EXERCISE DESCRIPTION — In the entries below, count every line with the word "screenshot". Return only the count.

******

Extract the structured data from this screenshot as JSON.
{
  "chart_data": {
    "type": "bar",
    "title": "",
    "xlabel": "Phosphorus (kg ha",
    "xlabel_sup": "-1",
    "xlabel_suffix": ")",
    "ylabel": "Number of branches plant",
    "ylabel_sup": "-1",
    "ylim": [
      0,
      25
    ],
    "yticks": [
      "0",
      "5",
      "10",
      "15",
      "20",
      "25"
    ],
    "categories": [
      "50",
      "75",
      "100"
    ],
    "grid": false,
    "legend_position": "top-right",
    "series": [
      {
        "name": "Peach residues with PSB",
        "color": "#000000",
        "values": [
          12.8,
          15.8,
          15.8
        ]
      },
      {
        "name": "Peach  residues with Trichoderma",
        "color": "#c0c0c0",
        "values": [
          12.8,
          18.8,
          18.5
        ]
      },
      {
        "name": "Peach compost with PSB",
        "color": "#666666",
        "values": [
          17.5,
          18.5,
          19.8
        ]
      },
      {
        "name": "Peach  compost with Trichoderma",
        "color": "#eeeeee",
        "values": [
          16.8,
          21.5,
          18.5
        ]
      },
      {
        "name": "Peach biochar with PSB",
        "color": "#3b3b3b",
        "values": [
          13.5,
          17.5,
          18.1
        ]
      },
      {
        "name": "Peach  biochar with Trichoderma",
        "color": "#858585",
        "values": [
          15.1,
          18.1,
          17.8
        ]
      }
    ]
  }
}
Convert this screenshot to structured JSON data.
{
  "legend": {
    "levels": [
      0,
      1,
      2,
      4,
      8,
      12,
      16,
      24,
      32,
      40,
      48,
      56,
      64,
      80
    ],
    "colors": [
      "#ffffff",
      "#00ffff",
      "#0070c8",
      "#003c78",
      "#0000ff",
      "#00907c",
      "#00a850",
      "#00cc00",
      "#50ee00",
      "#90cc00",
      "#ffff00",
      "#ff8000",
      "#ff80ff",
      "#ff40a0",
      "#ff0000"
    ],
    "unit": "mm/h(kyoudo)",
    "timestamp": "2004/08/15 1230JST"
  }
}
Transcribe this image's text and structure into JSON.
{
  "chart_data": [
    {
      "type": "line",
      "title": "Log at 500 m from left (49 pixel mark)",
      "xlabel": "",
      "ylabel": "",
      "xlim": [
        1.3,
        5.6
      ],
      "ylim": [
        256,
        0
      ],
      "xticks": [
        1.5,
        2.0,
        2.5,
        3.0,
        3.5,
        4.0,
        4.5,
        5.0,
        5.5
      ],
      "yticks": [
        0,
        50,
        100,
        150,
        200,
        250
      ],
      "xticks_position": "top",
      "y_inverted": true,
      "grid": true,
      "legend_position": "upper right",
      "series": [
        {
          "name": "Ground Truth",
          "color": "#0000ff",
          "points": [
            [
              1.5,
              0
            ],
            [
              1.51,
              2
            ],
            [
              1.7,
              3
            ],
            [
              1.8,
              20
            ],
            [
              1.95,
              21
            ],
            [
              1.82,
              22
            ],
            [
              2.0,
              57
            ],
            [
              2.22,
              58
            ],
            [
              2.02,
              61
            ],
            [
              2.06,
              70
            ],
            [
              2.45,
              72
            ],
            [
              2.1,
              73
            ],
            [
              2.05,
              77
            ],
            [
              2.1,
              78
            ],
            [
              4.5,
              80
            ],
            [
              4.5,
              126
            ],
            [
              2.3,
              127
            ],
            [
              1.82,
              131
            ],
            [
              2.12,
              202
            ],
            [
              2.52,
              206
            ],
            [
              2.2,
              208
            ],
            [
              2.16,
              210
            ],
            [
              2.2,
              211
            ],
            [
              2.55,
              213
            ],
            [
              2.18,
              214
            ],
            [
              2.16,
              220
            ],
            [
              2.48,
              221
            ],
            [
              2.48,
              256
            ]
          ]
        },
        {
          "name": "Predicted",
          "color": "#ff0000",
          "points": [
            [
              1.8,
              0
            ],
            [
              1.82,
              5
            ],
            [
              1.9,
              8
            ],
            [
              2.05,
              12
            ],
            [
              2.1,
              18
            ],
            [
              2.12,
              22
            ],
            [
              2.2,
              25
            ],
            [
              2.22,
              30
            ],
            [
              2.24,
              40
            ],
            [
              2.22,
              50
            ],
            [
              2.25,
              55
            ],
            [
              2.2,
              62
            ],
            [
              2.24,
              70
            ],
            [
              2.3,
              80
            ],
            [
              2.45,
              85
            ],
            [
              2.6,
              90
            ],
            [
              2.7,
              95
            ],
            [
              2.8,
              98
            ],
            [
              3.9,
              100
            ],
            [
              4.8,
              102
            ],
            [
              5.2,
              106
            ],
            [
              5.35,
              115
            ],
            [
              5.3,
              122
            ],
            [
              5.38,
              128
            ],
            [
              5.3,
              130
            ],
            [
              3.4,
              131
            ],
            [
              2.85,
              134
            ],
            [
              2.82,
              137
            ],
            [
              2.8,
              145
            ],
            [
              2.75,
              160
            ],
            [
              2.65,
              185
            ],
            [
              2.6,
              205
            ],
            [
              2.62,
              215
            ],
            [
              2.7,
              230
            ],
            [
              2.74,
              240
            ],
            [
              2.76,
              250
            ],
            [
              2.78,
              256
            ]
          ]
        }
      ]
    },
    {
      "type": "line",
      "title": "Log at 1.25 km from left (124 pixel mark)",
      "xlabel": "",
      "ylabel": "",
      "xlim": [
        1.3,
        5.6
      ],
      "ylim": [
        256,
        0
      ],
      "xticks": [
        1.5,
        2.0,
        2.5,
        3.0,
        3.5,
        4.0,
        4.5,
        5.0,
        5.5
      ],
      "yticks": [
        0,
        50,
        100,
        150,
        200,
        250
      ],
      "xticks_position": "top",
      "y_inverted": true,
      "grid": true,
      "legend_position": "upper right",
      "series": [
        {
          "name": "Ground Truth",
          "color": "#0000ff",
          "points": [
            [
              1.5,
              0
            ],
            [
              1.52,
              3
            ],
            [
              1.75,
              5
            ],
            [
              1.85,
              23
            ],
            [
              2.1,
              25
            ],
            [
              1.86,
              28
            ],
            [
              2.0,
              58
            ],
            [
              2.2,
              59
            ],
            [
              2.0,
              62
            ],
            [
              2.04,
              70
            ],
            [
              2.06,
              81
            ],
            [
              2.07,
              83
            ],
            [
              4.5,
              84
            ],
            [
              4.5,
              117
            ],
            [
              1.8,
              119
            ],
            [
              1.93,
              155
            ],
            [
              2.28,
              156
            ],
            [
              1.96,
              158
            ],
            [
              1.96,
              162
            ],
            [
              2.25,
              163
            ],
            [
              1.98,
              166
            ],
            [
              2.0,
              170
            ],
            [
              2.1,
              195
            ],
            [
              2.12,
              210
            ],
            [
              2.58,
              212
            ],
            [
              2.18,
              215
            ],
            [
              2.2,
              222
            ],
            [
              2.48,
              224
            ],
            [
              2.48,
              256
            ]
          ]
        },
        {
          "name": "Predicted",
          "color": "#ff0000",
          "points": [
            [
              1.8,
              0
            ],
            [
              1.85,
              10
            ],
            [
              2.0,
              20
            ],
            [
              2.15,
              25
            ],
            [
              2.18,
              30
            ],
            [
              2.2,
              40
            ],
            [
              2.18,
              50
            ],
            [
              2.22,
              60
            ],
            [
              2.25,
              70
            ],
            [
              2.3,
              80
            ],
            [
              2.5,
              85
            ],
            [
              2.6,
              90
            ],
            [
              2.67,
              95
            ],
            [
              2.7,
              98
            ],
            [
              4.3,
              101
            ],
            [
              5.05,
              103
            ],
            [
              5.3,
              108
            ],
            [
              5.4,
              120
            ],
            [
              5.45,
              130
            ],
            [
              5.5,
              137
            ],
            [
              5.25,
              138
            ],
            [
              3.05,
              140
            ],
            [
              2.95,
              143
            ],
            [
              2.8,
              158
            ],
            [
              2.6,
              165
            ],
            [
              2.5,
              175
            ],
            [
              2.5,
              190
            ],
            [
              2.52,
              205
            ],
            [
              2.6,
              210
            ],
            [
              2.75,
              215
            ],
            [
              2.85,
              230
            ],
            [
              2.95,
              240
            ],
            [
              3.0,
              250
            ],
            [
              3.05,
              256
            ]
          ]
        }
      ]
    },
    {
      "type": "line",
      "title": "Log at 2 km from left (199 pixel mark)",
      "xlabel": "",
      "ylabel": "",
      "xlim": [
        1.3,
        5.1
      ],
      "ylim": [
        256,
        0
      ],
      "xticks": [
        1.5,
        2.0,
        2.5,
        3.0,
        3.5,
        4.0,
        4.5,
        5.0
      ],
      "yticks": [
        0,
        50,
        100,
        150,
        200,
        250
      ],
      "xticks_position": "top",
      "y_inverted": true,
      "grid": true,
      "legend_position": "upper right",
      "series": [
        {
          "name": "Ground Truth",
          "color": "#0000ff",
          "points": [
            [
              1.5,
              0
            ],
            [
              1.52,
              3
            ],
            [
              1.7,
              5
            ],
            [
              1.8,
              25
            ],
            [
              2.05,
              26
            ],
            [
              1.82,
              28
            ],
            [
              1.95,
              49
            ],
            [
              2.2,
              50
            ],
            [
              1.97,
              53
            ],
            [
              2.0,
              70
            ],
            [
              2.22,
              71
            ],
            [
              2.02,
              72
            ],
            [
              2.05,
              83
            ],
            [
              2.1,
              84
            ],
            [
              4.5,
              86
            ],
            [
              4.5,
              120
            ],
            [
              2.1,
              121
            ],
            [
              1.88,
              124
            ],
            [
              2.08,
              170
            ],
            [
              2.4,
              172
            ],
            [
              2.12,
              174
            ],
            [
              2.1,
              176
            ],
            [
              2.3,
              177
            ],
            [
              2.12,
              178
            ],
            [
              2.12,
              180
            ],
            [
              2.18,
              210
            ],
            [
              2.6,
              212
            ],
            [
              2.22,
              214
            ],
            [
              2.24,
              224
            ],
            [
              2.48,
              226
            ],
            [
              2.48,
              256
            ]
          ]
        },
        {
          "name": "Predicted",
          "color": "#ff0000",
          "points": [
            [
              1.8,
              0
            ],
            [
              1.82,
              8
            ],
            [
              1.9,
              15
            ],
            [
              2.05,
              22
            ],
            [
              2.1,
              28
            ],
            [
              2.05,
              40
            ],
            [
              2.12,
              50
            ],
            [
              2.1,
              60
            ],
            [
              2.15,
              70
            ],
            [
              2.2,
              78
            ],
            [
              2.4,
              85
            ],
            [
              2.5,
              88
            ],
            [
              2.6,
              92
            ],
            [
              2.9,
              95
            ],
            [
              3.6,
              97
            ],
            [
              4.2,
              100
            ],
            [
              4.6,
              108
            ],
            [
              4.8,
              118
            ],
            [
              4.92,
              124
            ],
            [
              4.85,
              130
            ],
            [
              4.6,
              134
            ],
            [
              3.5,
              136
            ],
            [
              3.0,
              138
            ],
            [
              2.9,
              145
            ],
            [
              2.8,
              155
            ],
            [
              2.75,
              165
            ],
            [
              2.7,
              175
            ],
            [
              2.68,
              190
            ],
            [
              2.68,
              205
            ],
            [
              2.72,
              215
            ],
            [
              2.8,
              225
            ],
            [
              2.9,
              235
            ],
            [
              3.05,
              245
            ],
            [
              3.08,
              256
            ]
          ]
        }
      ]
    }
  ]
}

******

SOLUTION TO THIS TASK — 2